*Records from a data collection*
>>>>>

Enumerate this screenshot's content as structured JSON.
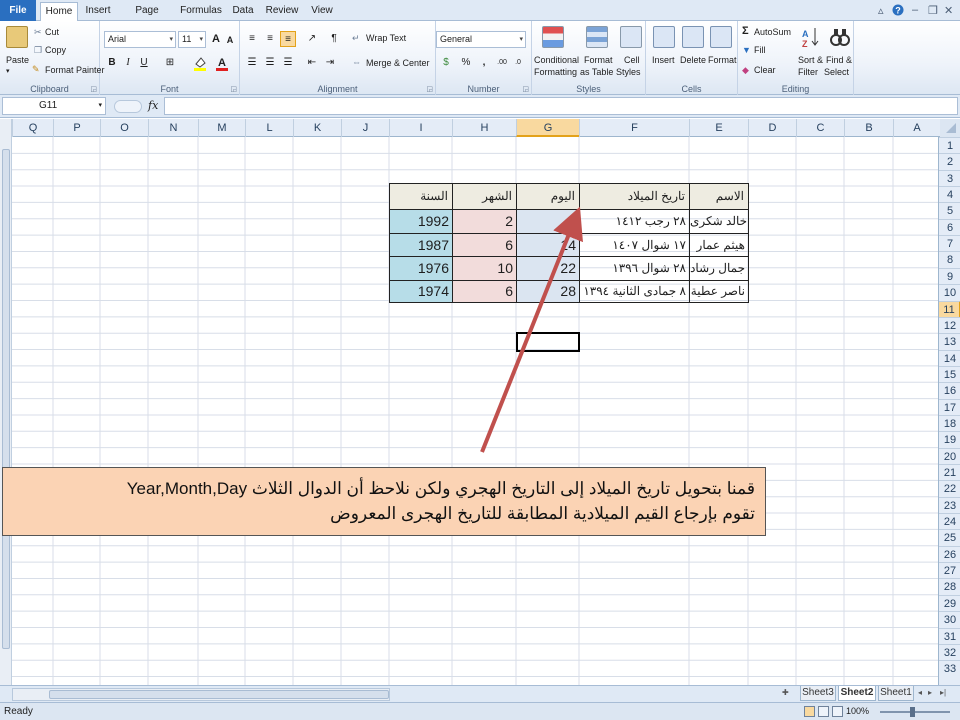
{
  "ribbon_tabs": [
    "File",
    "Home",
    "Insert",
    "Page Layout",
    "Formulas",
    "Data",
    "Review",
    "View"
  ],
  "active_tab": "Home",
  "clipboard": {
    "paste": "Paste",
    "cut": "Cut",
    "copy": "Copy",
    "format_painter": "Format Painter",
    "label": "Clipboard"
  },
  "font": {
    "name": "Arial",
    "size": "11",
    "bold": "B",
    "italic": "I",
    "underline": "U",
    "grow": "A",
    "shrink": "A",
    "label": "Font"
  },
  "alignment": {
    "wrap_text": "Wrap Text",
    "merge_center": "Merge & Center",
    "label": "Alignment"
  },
  "number": {
    "format": "General",
    "percent": "%",
    "comma": ",",
    "label": "Number"
  },
  "styles": {
    "conditional": "Conditional",
    "conditional2": "Formatting",
    "format_as": "Format",
    "format_as2": "as Table",
    "cell": "Cell",
    "cell2": "Styles",
    "label": "Styles"
  },
  "cells": {
    "insert": "Insert",
    "delete": "Delete",
    "format": "Format",
    "label": "Cells"
  },
  "editing": {
    "autosum": "AutoSum",
    "fill": "Fill",
    "clear": "Clear",
    "sort": "Sort &",
    "sort2": "Filter",
    "find": "Find &",
    "find2": "Select",
    "label": "Editing"
  },
  "formula_bar": {
    "name_box": "G11",
    "fx": "fx",
    "content": ""
  },
  "columns": [
    "Q",
    "P",
    "O",
    "N",
    "M",
    "L",
    "K",
    "J",
    "I",
    "H",
    "G",
    "F",
    "E",
    "D",
    "C",
    "B",
    "A"
  ],
  "rows": [
    "1",
    "2",
    "3",
    "4",
    "5",
    "6",
    "7",
    "8",
    "9",
    "10",
    "11",
    "12",
    "13",
    "14",
    "15",
    "16",
    "17",
    "18",
    "19",
    "20",
    "21",
    "22",
    "23",
    "24",
    "25",
    "26",
    "27",
    "28",
    "29",
    "30",
    "31",
    "32",
    "33"
  ],
  "selected_cell": {
    "column": "G",
    "row": "11"
  },
  "table": {
    "headers": {
      "name": "الاسم",
      "hijri": "تاريخ الميلاد",
      "day": "اليوم",
      "month": "الشهر",
      "year": "السنة"
    },
    "rows": [
      {
        "name": "خالد شكرى",
        "hijri": "٢٨ رجب ١٤١٢",
        "day": "1",
        "month": "2",
        "year": "1992"
      },
      {
        "name": "هيثم عمار",
        "hijri": "١٧ شوال ١٤٠٧",
        "day": "14",
        "month": "6",
        "year": "1987"
      },
      {
        "name": "جمال رشاد",
        "hijri": "٢٨ شوال ١٣٩٦",
        "day": "22",
        "month": "10",
        "year": "1976"
      },
      {
        "name": "ناصر عطية",
        "hijri": "٨ جمادى الثانية ١٣٩٤",
        "day": "28",
        "month": "6",
        "year": "1974"
      }
    ]
  },
  "colors": {
    "year_fill": "#b7dde8",
    "month_fill": "#f2dcdb",
    "day_fill": "#dbe5f1",
    "header_fill": "#eeece1",
    "callout_fill": "#fbd3b4",
    "arrow": "#c0504d"
  },
  "callout": {
    "line1": "قمنا بتحويل تاريخ الميلاد إلى التاريخ الهجري ولكن نلاحظ أن الدوال الثلاث Year,Month,Day",
    "line2": "تقوم بإرجاع القيم الميلادية المطابقة للتاريخ الهجرى المعروض"
  },
  "sheet_tabs": [
    "Sheet3",
    "Sheet2",
    "Sheet1"
  ],
  "active_sheet": "Sheet2",
  "status": {
    "ready": "Ready",
    "zoom": "100%"
  },
  "icons": [
    "paste-icon",
    "cut-icon",
    "copy-icon",
    "format-painter-icon",
    "fill-color-icon",
    "font-color-icon",
    "borders-icon",
    "conditional-formatting-icon",
    "format-table-icon",
    "cell-styles-icon",
    "insert-cells-icon",
    "delete-cells-icon",
    "format-cells-icon",
    "autosum-icon",
    "sort-filter-icon",
    "find-select-icon",
    "help-icon",
    "minimize-icon",
    "restore-icon",
    "close-icon"
  ]
}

<<<<<

*Goal of the exercise*
Using the material above, return every line exactly as it appears, minus the pictures.

*Task solution*
Enumerate this screenshot's content as structured JSON.
{
  "ribbon_tabs": [
    "File",
    "Home",
    "Insert",
    "Page Layout",
    "Formulas",
    "Data",
    "Review",
    "View"
  ],
  "active_tab": "Home",
  "clipboard": {
    "paste": "Paste",
    "cut": "Cut",
    "copy": "Copy",
    "format_painter": "Format Painter",
    "label": "Clipboard"
  },
  "font": {
    "name": "Arial",
    "size": "11",
    "bold": "B",
    "italic": "I",
    "underline": "U",
    "grow": "A",
    "shrink": "A",
    "label": "Font"
  },
  "alignment": {
    "wrap_text": "Wrap Text",
    "merge_center": "Merge & Center",
    "label": "Alignment"
  },
  "number": {
    "format": "General",
    "percent": "%",
    "comma": ",",
    "label": "Number"
  },
  "styles": {
    "conditional": "Conditional",
    "conditional2": "Formatting",
    "format_as": "Format",
    "format_as2": "as Table",
    "cell": "Cell",
    "cell2": "Styles",
    "label": "Styles"
  },
  "cells": {
    "insert": "Insert",
    "delete": "Delete",
    "format": "Format",
    "label": "Cells"
  },
  "editing": {
    "autosum": "AutoSum",
    "fill": "Fill",
    "clear": "Clear",
    "sort": "Sort &",
    "sort2": "Filter",
    "find": "Find &",
    "find2": "Select",
    "label": "Editing"
  },
  "formula_bar": {
    "name_box": "G11",
    "fx": "fx",
    "content": ""
  },
  "columns": [
    "Q",
    "P",
    "O",
    "N",
    "M",
    "L",
    "K",
    "J",
    "I",
    "H",
    "G",
    "F",
    "E",
    "D",
    "C",
    "B",
    "A"
  ],
  "rows": [
    "1",
    "2",
    "3",
    "4",
    "5",
    "6",
    "7",
    "8",
    "9",
    "10",
    "11",
    "12",
    "13",
    "14",
    "15",
    "16",
    "17",
    "18",
    "19",
    "20",
    "21",
    "22",
    "23",
    "24",
    "25",
    "26",
    "27",
    "28",
    "29",
    "30",
    "31",
    "32",
    "33"
  ],
  "selected_cell": {
    "column": "G",
    "row": "11"
  },
  "table": {
    "headers": {
      "name": "الاسم",
      "hijri": "تاريخ الميلاد",
      "day": "اليوم",
      "month": "الشهر",
      "year": "السنة"
    },
    "rows": [
      {
        "name": "خالد شكرى",
        "hijri": "٢٨ رجب ١٤١٢",
        "day": "1",
        "month": "2",
        "year": "1992"
      },
      {
        "name": "هيثم عمار",
        "hijri": "١٧ شوال ١٤٠٧",
        "day": "14",
        "month": "6",
        "year": "1987"
      },
      {
        "name": "جمال رشاد",
        "hijri": "٢٨ شوال ١٣٩٦",
        "day": "22",
        "month": "10",
        "year": "1976"
      },
      {
        "name": "ناصر عطية",
        "hijri": "٨ جمادى الثانية ١٣٩٤",
        "day": "28",
        "month": "6",
        "year": "1974"
      }
    ]
  },
  "colors": {
    "year_fill": "#b7dde8",
    "month_fill": "#f2dcdb",
    "day_fill": "#dbe5f1",
    "header_fill": "#eeece1",
    "callout_fill": "#fbd3b4",
    "arrow": "#c0504d"
  },
  "callout": {
    "line1": "قمنا بتحويل تاريخ الميلاد إلى التاريخ الهجري ولكن نلاحظ أن الدوال الثلاث Year,Month,Day",
    "line2": "تقوم بإرجاع القيم الميلادية المطابقة للتاريخ الهجرى المعروض"
  },
  "sheet_tabs": [
    "Sheet3",
    "Sheet2",
    "Sheet1"
  ],
  "active_sheet": "Sheet2",
  "status": {
    "ready": "Ready",
    "zoom": "100%"
  },
  "icons": [
    "paste-icon",
    "cut-icon",
    "copy-icon",
    "format-painter-icon",
    "fill-color-icon",
    "font-color-icon",
    "borders-icon",
    "conditional-formatting-icon",
    "format-table-icon",
    "cell-styles-icon",
    "insert-cells-icon",
    "delete-cells-icon",
    "format-cells-icon",
    "autosum-icon",
    "sort-filter-icon",
    "find-select-icon",
    "help-icon",
    "minimize-icon",
    "restore-icon",
    "close-icon"
  ]
}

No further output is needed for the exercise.